[Given records]:
•••

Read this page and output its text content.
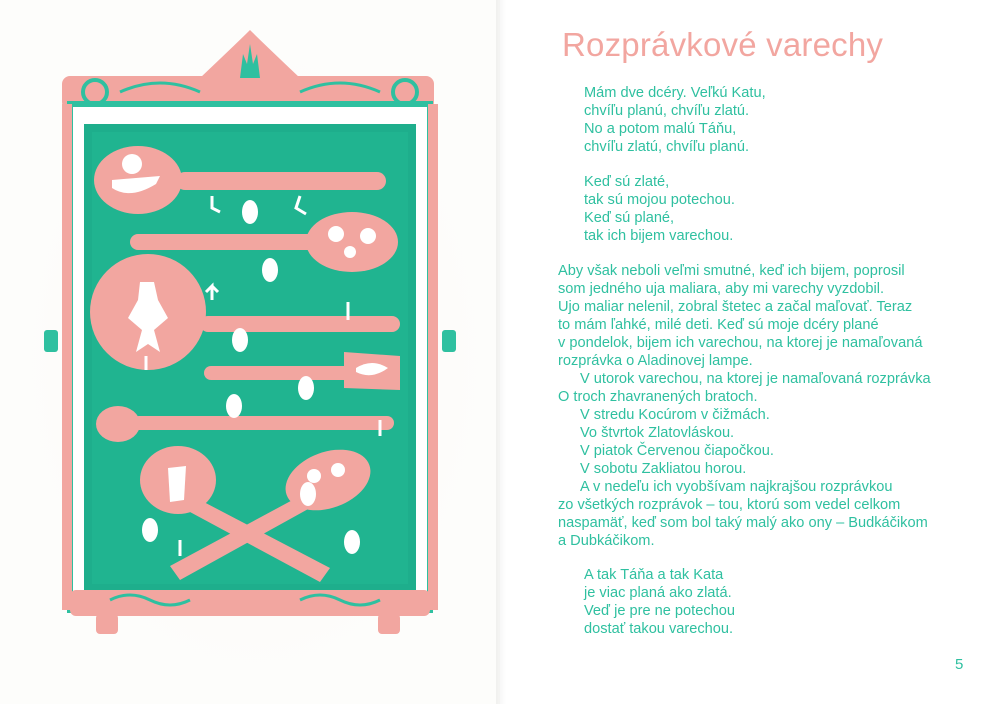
Rozprávkové varechy
Mám dve dcéry. Veľkú Katu,
chvíľu planú, chvíľu zlatú.
No a potom malú Táňu,
chvíľu zlatú, chvíľu planú.
Keď sú zlaté,
tak sú mojou potechou.
Keď sú plané,
tak ich bijem varechou.
Aby však neboli veľmi smutné, keď ich bijem, poprosil
som jedného uja maliara, aby mi varechy vyzdobil.
Ujo maliar nelenil, zobral štetec a začal maľovať. Teraz
to mám ľahké, milé deti. Keď sú moje dcéry plané
v pondelok, bijem ich varechou, na ktorej je namaľovaná
rozprávka o Aladinovej lampe.
V utorok varechou, na ktorej je namaľovaná rozprávka
O troch zhavranených bratoch.
V stredu Kocúrom v čižmách.
Vo štvrtok Zlatovláskou.
V piatok Červenou čiapočkou.
V sobotu Zakliatou horou.
A v nedeľu ich vyobšívam najkrajšou rozprávkou
zo všetkých rozprávok – tou, ktorú som vedel celkom
naspamäť, keď som bol taký malý ako ony – Budkáčikom
a Dubkáčikom.
A tak Táňa a tak Kata
je viac planá ako zlatá.
Veď je pre ne potechou
dostať takou varechou.
5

•••

[Aim of the task]: Scan the material above for the string "plané" and return the lines that hold it.

[Correct answer]:
Keď sú plané,
to mám ľahké, milé deti. Keď sú moje dcéry plané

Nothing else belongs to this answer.